--- START MATERIAL FOR THE TASK ---

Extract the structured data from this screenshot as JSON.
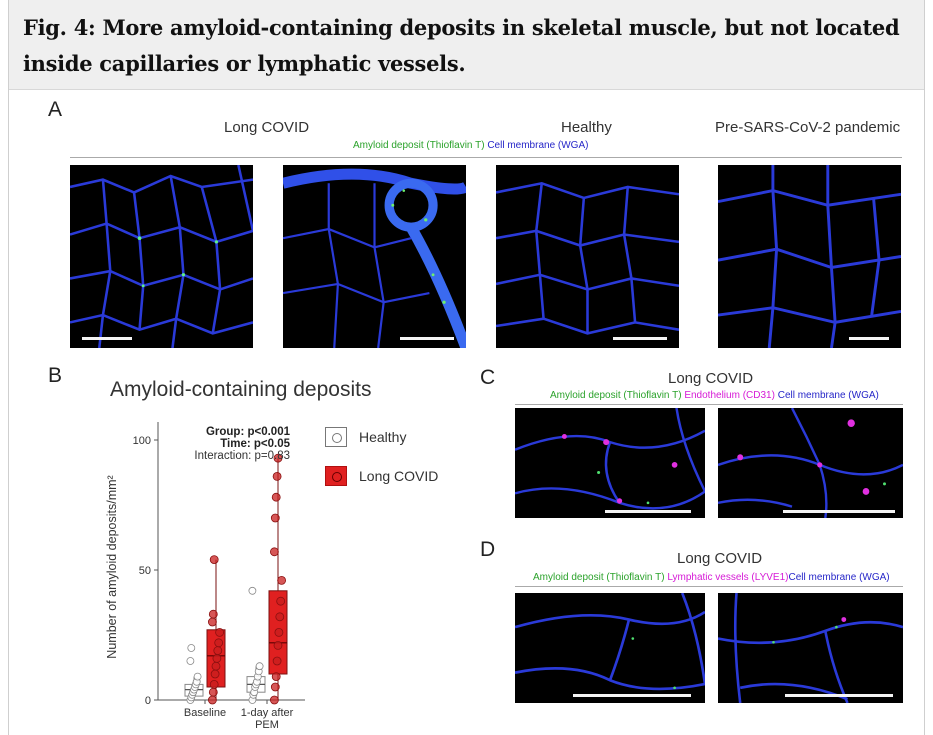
{
  "figure": {
    "title": "Fig. 4: More amyloid-containing deposits in skeletal muscle, but not located inside capillaries or lymphatic vessels."
  },
  "panel_a": {
    "letter": "A",
    "columns": [
      "Long COVID",
      "Healthy",
      "Pre-SARS-CoV-2 pandemic"
    ],
    "stains": {
      "amyloid": "Amyloid deposit (Thioflavin T)",
      "membrane": "Cell membrane (WGA)"
    }
  },
  "panel_b": {
    "letter": "B",
    "title": "Amyloid-containing deposits",
    "stats": {
      "group": "Group: p<0.001",
      "time": "Time: p<0.05",
      "interaction": "Interaction: p=0.83"
    },
    "legend": {
      "healthy": "Healthy",
      "long_covid": "Long COVID"
    },
    "colors": {
      "healthy": "#ffffff",
      "long_covid": "#e02020"
    }
  },
  "panel_c": {
    "letter": "C",
    "title": "Long COVID",
    "stains": {
      "amyloid": "Amyloid deposit (Thioflavin T)",
      "endothelium": "Endothelium (CD31)",
      "membrane": "Cell membrane (WGA)"
    }
  },
  "panel_d": {
    "letter": "D",
    "title": "Long COVID",
    "stains": {
      "amyloid": "Amyloid deposit (Thioflavin T)",
      "lymphatic": "Lymphatic vessels (LYVE1)",
      "membrane": "Cell membrane (WGA)"
    }
  },
  "chart_data": {
    "type": "box",
    "title": "Amyloid-containing deposits",
    "ylabel": "Number of amyloid deposits/mm²",
    "xlabel": "",
    "categories": [
      "Baseline",
      "1-day after PEM"
    ],
    "ylim": [
      0,
      100
    ],
    "yticks": [
      0,
      50,
      100
    ],
    "legend_position": "right",
    "series": [
      {
        "name": "Healthy",
        "boxes": [
          {
            "min": 0,
            "q1": 1.5,
            "median": 4,
            "q3": 6,
            "max": 9,
            "outliers": [
              15,
              20
            ]
          },
          {
            "min": 0,
            "q1": 3,
            "median": 6,
            "q3": 9,
            "max": 13,
            "outliers": [
              42
            ]
          }
        ],
        "points": [
          [
            0,
            1,
            2,
            3,
            4,
            5,
            6,
            7,
            9,
            15,
            20
          ],
          [
            0,
            2,
            3,
            5,
            6,
            7,
            9,
            11,
            13,
            42
          ]
        ]
      },
      {
        "name": "Long COVID",
        "boxes": [
          {
            "min": 0,
            "q1": 5,
            "median": 17,
            "q3": 27,
            "max": 54,
            "outliers": []
          },
          {
            "min": 0,
            "q1": 10,
            "median": 22,
            "q3": 42,
            "max": 93,
            "outliers": []
          }
        ],
        "points": [
          [
            0,
            3,
            6,
            10,
            13,
            16,
            19,
            22,
            26,
            30,
            33,
            54
          ],
          [
            0,
            5,
            9,
            15,
            21,
            26,
            32,
            38,
            46,
            57,
            70,
            78,
            86,
            93
          ]
        ]
      }
    ]
  }
}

--- END MATERIAL FOR THE TASK ---

_REQUIRED TASK_: Make an exact copy of all entries above, dropping the images.

_WRITTEN SOLUTION_:
Extract the structured data from this screenshot as JSON.
{
  "figure": {
    "title": "Fig. 4: More amyloid-containing deposits in skeletal muscle, but not located inside capillaries or lymphatic vessels."
  },
  "panel_a": {
    "letter": "A",
    "columns": [
      "Long COVID",
      "Healthy",
      "Pre-SARS-CoV-2 pandemic"
    ],
    "stains": {
      "amyloid": "Amyloid deposit (Thioflavin T)",
      "membrane": "Cell membrane (WGA)"
    }
  },
  "panel_b": {
    "letter": "B",
    "title": "Amyloid-containing deposits",
    "stats": {
      "group": "Group: p<0.001",
      "time": "Time: p<0.05",
      "interaction": "Interaction: p=0.83"
    },
    "legend": {
      "healthy": "Healthy",
      "long_covid": "Long COVID"
    },
    "colors": {
      "healthy": "#ffffff",
      "long_covid": "#e02020"
    }
  },
  "panel_c": {
    "letter": "C",
    "title": "Long COVID",
    "stains": {
      "amyloid": "Amyloid deposit (Thioflavin T)",
      "endothelium": "Endothelium (CD31)",
      "membrane": "Cell membrane (WGA)"
    }
  },
  "panel_d": {
    "letter": "D",
    "title": "Long COVID",
    "stains": {
      "amyloid": "Amyloid deposit (Thioflavin T)",
      "lymphatic": "Lymphatic vessels (LYVE1)",
      "membrane": "Cell membrane (WGA)"
    }
  },
  "chart_data": {
    "type": "box",
    "title": "Amyloid-containing deposits",
    "ylabel": "Number of amyloid deposits/mm²",
    "xlabel": "",
    "categories": [
      "Baseline",
      "1-day after PEM"
    ],
    "ylim": [
      0,
      100
    ],
    "yticks": [
      0,
      50,
      100
    ],
    "legend_position": "right",
    "series": [
      {
        "name": "Healthy",
        "boxes": [
          {
            "min": 0,
            "q1": 1.5,
            "median": 4,
            "q3": 6,
            "max": 9,
            "outliers": [
              15,
              20
            ]
          },
          {
            "min": 0,
            "q1": 3,
            "median": 6,
            "q3": 9,
            "max": 13,
            "outliers": [
              42
            ]
          }
        ],
        "points": [
          [
            0,
            1,
            2,
            3,
            4,
            5,
            6,
            7,
            9,
            15,
            20
          ],
          [
            0,
            2,
            3,
            5,
            6,
            7,
            9,
            11,
            13,
            42
          ]
        ]
      },
      {
        "name": "Long COVID",
        "boxes": [
          {
            "min": 0,
            "q1": 5,
            "median": 17,
            "q3": 27,
            "max": 54,
            "outliers": []
          },
          {
            "min": 0,
            "q1": 10,
            "median": 22,
            "q3": 42,
            "max": 93,
            "outliers": []
          }
        ],
        "points": [
          [
            0,
            3,
            6,
            10,
            13,
            16,
            19,
            22,
            26,
            30,
            33,
            54
          ],
          [
            0,
            5,
            9,
            15,
            21,
            26,
            32,
            38,
            46,
            57,
            70,
            78,
            86,
            93
          ]
        ]
      }
    ]
  }
}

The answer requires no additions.